» **Exercise objective**:
Reproduce this listing in full.

» **Source material**:

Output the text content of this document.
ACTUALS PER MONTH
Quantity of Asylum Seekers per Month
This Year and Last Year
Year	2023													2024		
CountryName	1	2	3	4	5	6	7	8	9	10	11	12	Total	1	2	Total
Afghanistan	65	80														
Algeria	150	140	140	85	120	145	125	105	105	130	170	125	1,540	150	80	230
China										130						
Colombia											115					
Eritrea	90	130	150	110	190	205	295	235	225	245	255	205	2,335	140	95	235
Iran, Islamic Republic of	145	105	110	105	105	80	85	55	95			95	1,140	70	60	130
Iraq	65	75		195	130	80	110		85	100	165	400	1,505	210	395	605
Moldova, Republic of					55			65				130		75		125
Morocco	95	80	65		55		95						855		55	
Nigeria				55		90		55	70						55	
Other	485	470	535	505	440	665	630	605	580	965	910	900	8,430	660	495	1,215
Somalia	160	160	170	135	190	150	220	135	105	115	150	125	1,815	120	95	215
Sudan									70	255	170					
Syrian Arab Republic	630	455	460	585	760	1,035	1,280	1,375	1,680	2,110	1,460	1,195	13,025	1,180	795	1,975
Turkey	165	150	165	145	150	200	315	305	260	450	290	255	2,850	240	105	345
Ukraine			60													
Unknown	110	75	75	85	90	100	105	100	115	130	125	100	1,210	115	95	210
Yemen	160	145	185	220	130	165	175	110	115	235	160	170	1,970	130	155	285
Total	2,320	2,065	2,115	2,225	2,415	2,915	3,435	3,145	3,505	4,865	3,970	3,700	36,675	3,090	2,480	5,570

» **Written solution**:
Output the text content of this document.
ACTUALS PER MONTH
Quantity of Asylum Seekers per Month
This Year and Last Year
Year	2023													2024		
CountryName	1	2	3	4	5	6	7	8	9	10	11	12	Total	1	2	Total
Afghanistan	65	80														
Algeria	150	140	140	85	120	145	125	105	105	130	170	125	1,540	150	80	230
China										130						
Colombia											115					
Eritrea	90	130	150	110	190	205	295	235	225	245	255	205	2,335	140	95	235
Iran, Islamic Republic of	145	105	110	105	105	80	85	55	95			95	1,140	70	60	130
Iraq	65	75		195	130	80	110		85	100	165	400	1,505	210	395	605
Moldova, Republic of					55			65				130		75		125
Morocco	95	80	65		55		95						855		55	
Nigeria				55		90		55	70						55	
Other	485	470	535	505	440	665	630	605	580	965	910	900	8,430	660	495	1,215
Somalia	160	160	170	135	190	150	220	135	105	115	150	125	1,815	120	95	215
Sudan									70	255	170					
Syrian Arab Republic	630	455	460	585	760	1,035	1,280	1,375	1,680	2,110	1,460	1,195	13,025	1,180	795	1,975
Turkey	165	150	165	145	150	200	315	305	260	450	290	255	2,850	240	105	345
Ukraine			60													
Unknown	110	75	75	85	90	100	105	100	115	130	125	100	1,210	115	95	210
Yemen	160	145	185	220	130	165	175	110	115	235	160	170	1,970	130	155	285
Total	2,320	2,065	2,115	2,225	2,415	2,915	3,435	3,145	3,505	4,865	3,970	3,700	36,675	3,090	2,480	5,570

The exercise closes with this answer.